> **Task directions**:
Report every line from the material that contains the word "JSON".

### Rows

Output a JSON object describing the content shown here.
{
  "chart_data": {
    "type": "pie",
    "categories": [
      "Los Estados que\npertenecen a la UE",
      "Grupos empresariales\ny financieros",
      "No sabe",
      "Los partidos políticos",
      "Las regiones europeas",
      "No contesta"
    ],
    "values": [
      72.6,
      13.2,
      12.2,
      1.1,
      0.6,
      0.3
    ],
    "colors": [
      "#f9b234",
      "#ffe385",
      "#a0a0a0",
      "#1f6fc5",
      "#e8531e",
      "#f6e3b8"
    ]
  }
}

######
### Rows

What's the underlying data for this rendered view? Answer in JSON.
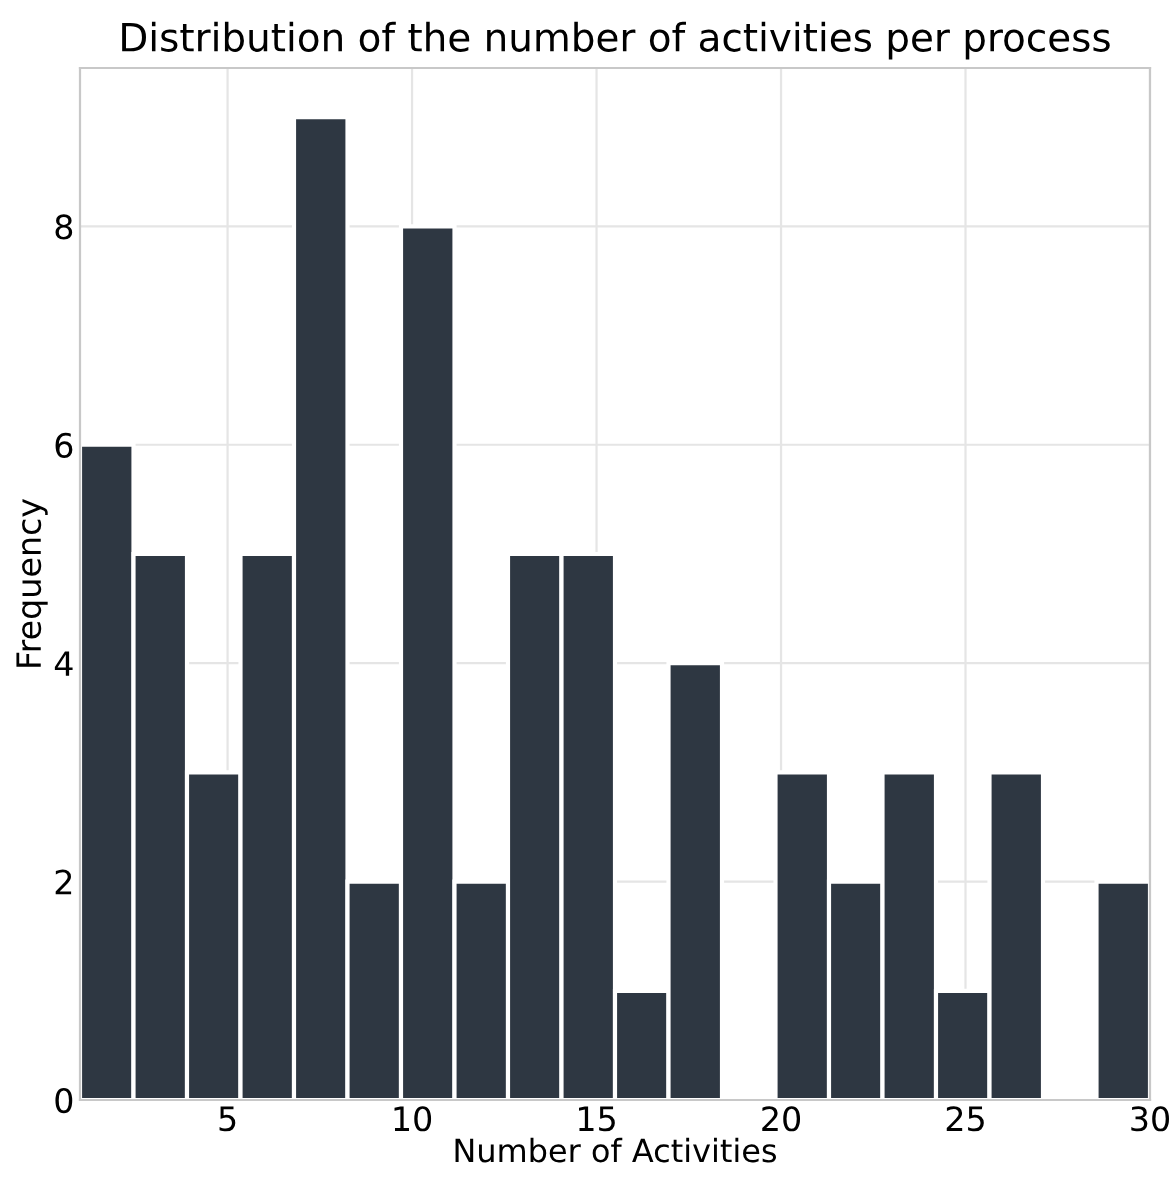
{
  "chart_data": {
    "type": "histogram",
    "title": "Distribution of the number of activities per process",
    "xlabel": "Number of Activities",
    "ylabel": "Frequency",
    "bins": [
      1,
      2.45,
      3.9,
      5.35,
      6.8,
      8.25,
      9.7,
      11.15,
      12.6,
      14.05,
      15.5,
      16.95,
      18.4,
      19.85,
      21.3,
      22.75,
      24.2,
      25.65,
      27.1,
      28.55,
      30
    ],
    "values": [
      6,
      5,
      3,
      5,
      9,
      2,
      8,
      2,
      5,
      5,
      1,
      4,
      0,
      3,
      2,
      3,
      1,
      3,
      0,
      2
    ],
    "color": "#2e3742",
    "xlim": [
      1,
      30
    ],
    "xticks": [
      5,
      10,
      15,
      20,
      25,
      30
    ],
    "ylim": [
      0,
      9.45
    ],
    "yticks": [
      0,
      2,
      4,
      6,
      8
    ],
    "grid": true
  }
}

######

> **Task result**:
Output a JSON object describing the content shown here.
What's the underlying data for this rendered view? Answer in JSON.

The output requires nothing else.